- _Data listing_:

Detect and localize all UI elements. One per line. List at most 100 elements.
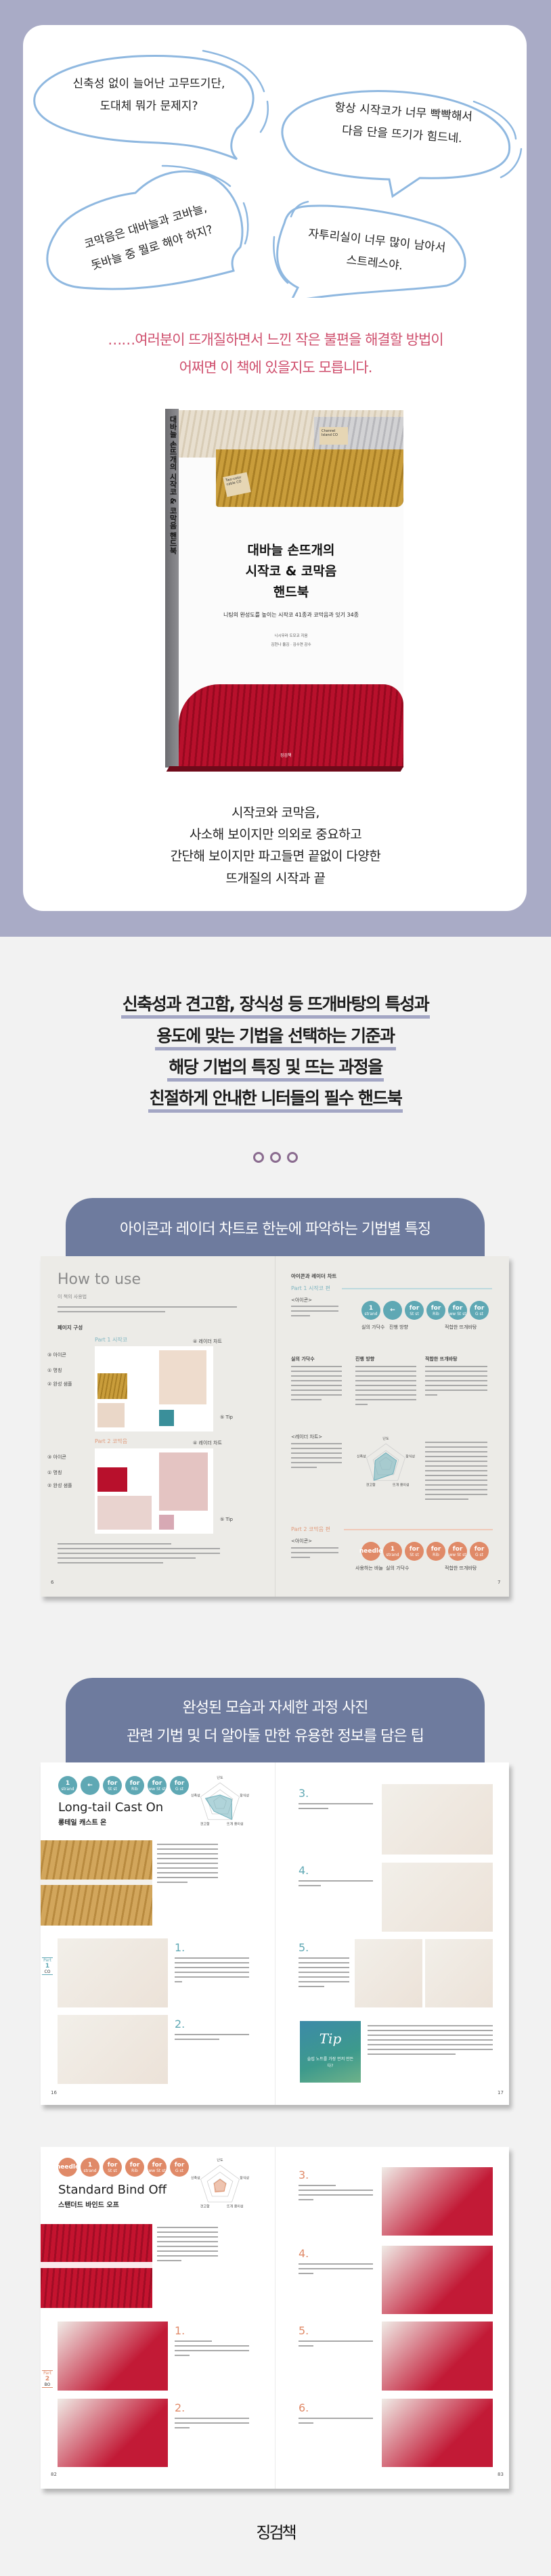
page-number: 17	[498, 2090, 504, 2095]
swatch-photo	[41, 1840, 152, 1926]
headline-3: 해당 기법의 특징 및 뜨는 과정을	[0, 1054, 551, 1082]
banner-features: 아이콘과 레이더 차트로 한눈에 파악하는 기법별 특징	[66, 1198, 485, 1256]
book-title-line: 시작코 & 코막음	[245, 564, 337, 579]
book-title-line: 대바늘 손뜨개의	[247, 543, 335, 558]
technique-icon: for Rib	[426, 1542, 445, 1561]
part-tab-label: Part	[43, 1958, 51, 1963]
callout-sample-2: ② 완성 샘플	[47, 1483, 72, 1488]
icon-bottom-text: strand	[364, 1311, 378, 1316]
icon-bottom-text: St st	[108, 2168, 117, 2173]
how-to-use-title: How to use	[58, 1271, 141, 1288]
step-photo	[355, 1939, 422, 2007]
radar-axis-label: 견고함	[366, 1483, 376, 1488]
book-title-line: 핸드북	[273, 585, 309, 600]
callout-radar-2: ④ 레이더 차트	[193, 1440, 222, 1446]
technique-title-ko: 롱테일 캐스트 온	[58, 1819, 107, 1827]
technique-icon: for G st	[170, 1776, 189, 1795]
tip-box: Tip 슬립 노트를 가장 먼저 만든다?	[300, 2021, 361, 2083]
radar-grid	[200, 2164, 240, 2202]
part-tab-number: 2	[45, 2376, 50, 2382]
icon-bottom-text: G st	[475, 1552, 484, 1557]
knit-red	[179, 684, 403, 768]
page-gutter	[275, 1762, 276, 2105]
icon-top-text: ←	[390, 1307, 395, 1314]
bubble-line: 신축성 없이 늘어난 고무뜨기단,	[72, 77, 225, 91]
step-text	[175, 2418, 249, 2432]
part2-rule	[344, 1529, 493, 1530]
radar-value-area	[204, 1794, 233, 1821]
sub-heading: 적합한 뜨개바탕	[425, 1356, 458, 1362]
spread-standard-bind-off: needle 1 strand for St st for Rib for ww St st fo…	[41, 2147, 509, 2489]
technique-icon: for ww St st	[148, 1776, 167, 1795]
icon-label: <아이콘>	[291, 1297, 313, 1303]
step-text	[299, 1957, 349, 1991]
icon-label-2: <아이콘>	[291, 1538, 313, 1544]
icon-bottom-text: St st	[108, 1786, 117, 1792]
step-number: 6.	[299, 2401, 309, 2414]
icon-bottom-text: G st	[175, 2168, 184, 2173]
technique-icon: for G st	[470, 1542, 489, 1561]
step-number: 5.	[299, 2324, 309, 2337]
spread-how-to-use: How to use 이 책의 사용법 페이지 구성 Part 1 시작코 ③ …	[41, 1256, 509, 1597]
step-photo	[425, 1939, 493, 2007]
dot	[287, 1152, 298, 1163]
icon-top-text: ←	[87, 1782, 93, 1789]
radar-axis-label: 장식성	[240, 2175, 249, 2180]
radar-grid	[206, 2171, 234, 2197]
page-number: 7	[498, 1580, 501, 1585]
page-structure-heading: 페이지 구성	[58, 1325, 83, 1331]
step-text	[299, 2263, 373, 2278]
step-text	[299, 2340, 373, 2350]
step-text	[175, 2034, 249, 2043]
icon-row-part1: 1 strand ← for St st for Rib for ww St st for G st	[361, 1301, 497, 1321]
step-number: 1.	[175, 2324, 185, 2337]
technique-icon: for St st	[103, 1776, 122, 1795]
step-photo	[58, 1938, 168, 2007]
icon-top-text: for	[174, 2161, 185, 2169]
part-tab-label: Part	[43, 2371, 51, 2376]
author-line: 김현나 옮김 · 김수연 감수	[271, 643, 311, 647]
step-text	[299, 1880, 373, 1890]
part-tab-code: CO	[44, 1970, 51, 1974]
technique-title-ko: 스탠더드 바인드 오프	[58, 2202, 119, 2209]
radar-axis-label: 장식성	[405, 1454, 415, 1459]
icon-top-text: needle	[56, 2164, 80, 2171]
technique-icon: needle	[56, 2158, 80, 2177]
icon-top-text: for	[129, 1779, 140, 1787]
step-number: 4.	[299, 1864, 309, 1877]
step-text	[299, 2418, 373, 2427]
icon-top-text: for	[107, 2161, 118, 2169]
technique-icons: 1 strand ← for St st for Rib for ww St st for G st	[58, 1776, 194, 1796]
icon-top-text: needle	[359, 1548, 383, 1555]
icon-bottom-text: Rib	[433, 1311, 439, 1316]
dots-ornament	[253, 1152, 298, 1163]
icon-bottom-text: G st	[475, 1311, 484, 1316]
technique-icon: 1 strand	[81, 2158, 100, 2177]
headline-1: 신축성과 견고함, 장식성 등 뜨개바탕의 특성과	[0, 991, 551, 1019]
paragraph	[355, 1366, 416, 1408]
step-number: 3.	[299, 2169, 309, 2181]
sample-page-part1	[95, 1346, 213, 1431]
headline-text: 신축성과 견고함, 장식성 등 뜨개바탕의 특성과	[120, 991, 431, 1019]
technique-icon: for ww St st	[148, 2158, 167, 2177]
icon-group-label: 적합한 뜨개바탕	[445, 1565, 477, 1571]
callout-name-2: ① 명칭	[47, 1470, 62, 1475]
icon-bottom-text: St st	[410, 1311, 419, 1316]
how-to-use-subtitle: 이 책의 사용법	[58, 1294, 87, 1300]
radar-explanation	[425, 1442, 487, 1503]
step-text	[175, 1957, 249, 1986]
tagline-1: 시작코와 코막음,	[232, 805, 319, 820]
step-photo	[382, 2167, 493, 2236]
technique-icons: needle 1 strand for St st for Rib for ww St st fo…	[56, 2158, 194, 2178]
icon-bottom-text: G st	[175, 1786, 184, 1792]
book-bottom-edge	[166, 766, 404, 772]
callout-icon: ③ 아이콘	[47, 1352, 66, 1358]
part-tab-number: 1	[45, 1963, 50, 1970]
technique-icon: for Rib	[426, 1301, 445, 1320]
radar-value-area	[213, 2179, 227, 2193]
bubble-outline-4	[276, 204, 466, 298]
bubble-outline-2	[281, 89, 511, 198]
icon-group-label: 실의 가닥수	[386, 1565, 410, 1571]
icon-top-text: for	[452, 1304, 463, 1312]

- _Given task_:
Please rewrite the part of the data that opens with the line containing "2090, 504, 2095]" and closes with the line containing "2263, 373, 2278]", putting "step-image" wherever "step-photo" appears and leaving all else unchanged.

- _Full output_:
page-number: 17	[498, 2090, 504, 2095]
swatch-photo	[41, 1840, 152, 1926]
headline-3: 해당 기법의 특징 및 뜨는 과정을	[0, 1054, 551, 1082]
banner-features: 아이콘과 레이더 차트로 한눈에 파악하는 기법별 특징	[66, 1198, 485, 1256]
book-title-line: 시작코 & 코막음	[245, 564, 337, 579]
book-title-line: 대바늘 손뜨개의	[247, 543, 335, 558]
technique-icon: for Rib	[426, 1542, 445, 1561]
part-tab-label: Part	[43, 1958, 51, 1963]
callout-sample-2: ② 완성 샘플	[47, 1483, 72, 1488]
icon-bottom-text: strand	[364, 1311, 378, 1316]
icon-bottom-text: St st	[108, 2168, 117, 2173]
how-to-use-title: How to use	[58, 1271, 141, 1288]
step-image	[355, 1939, 422, 2007]
radar-axis-label: 견고함	[366, 1483, 376, 1488]
book-title-line: 핸드북	[273, 585, 309, 600]
callout-radar-2: ④ 레이더 차트	[193, 1440, 222, 1446]
technique-title-ko: 롱테일 캐스트 온	[58, 1819, 107, 1827]
technique-icon: for G st	[170, 1776, 189, 1795]
tip-box: Tip 슬립 노트를 가장 먼저 만든다?	[300, 2021, 361, 2083]
radar-grid	[200, 2164, 240, 2202]
part-tab-number: 2	[45, 2376, 50, 2382]
icon-bottom-text: G st	[475, 1552, 484, 1557]
knit-red	[179, 684, 403, 768]
page-gutter	[275, 1762, 276, 2105]
icon-top-text: ←	[390, 1307, 395, 1314]
bubble-line: 신축성 없이 늘어난 고무뜨기단,	[72, 77, 225, 91]
step-text	[175, 2418, 249, 2432]
part2-rule	[344, 1529, 493, 1530]
radar-value-area	[204, 1794, 233, 1821]
sub-heading: 적합한 뜨개바탕	[425, 1356, 458, 1362]
spread-standard-bind-off: needle 1 strand for St st for Rib for ww St st fo…	[41, 2147, 509, 2489]
technique-icon: for ww St st	[148, 1776, 167, 1795]
icon-label: <아이콘>	[291, 1297, 313, 1303]
step-text	[299, 1957, 349, 1991]
icon-label-2: <아이콘>	[291, 1538, 313, 1544]
icon-bottom-text: St st	[108, 1786, 117, 1792]
step-number: 6.	[299, 2401, 309, 2414]
icon-bottom-text: G st	[175, 2168, 184, 2173]
technique-icon: for G st	[470, 1542, 489, 1561]
step-number: 5.	[299, 2324, 309, 2337]
spread-how-to-use: How to use 이 책의 사용법 페이지 구성 Part 1 시작코 ③ …	[41, 1256, 509, 1597]
step-image	[425, 1939, 493, 2007]
dot	[287, 1152, 298, 1163]
icon-top-text: ←	[87, 1782, 93, 1789]
radar-axis-label: 장식성	[240, 2175, 249, 2180]
radar-grid	[206, 2171, 234, 2197]
page-number: 7	[498, 1580, 501, 1585]
page-structure-heading: 페이지 구성	[58, 1325, 83, 1331]
step-text	[299, 2263, 373, 2278]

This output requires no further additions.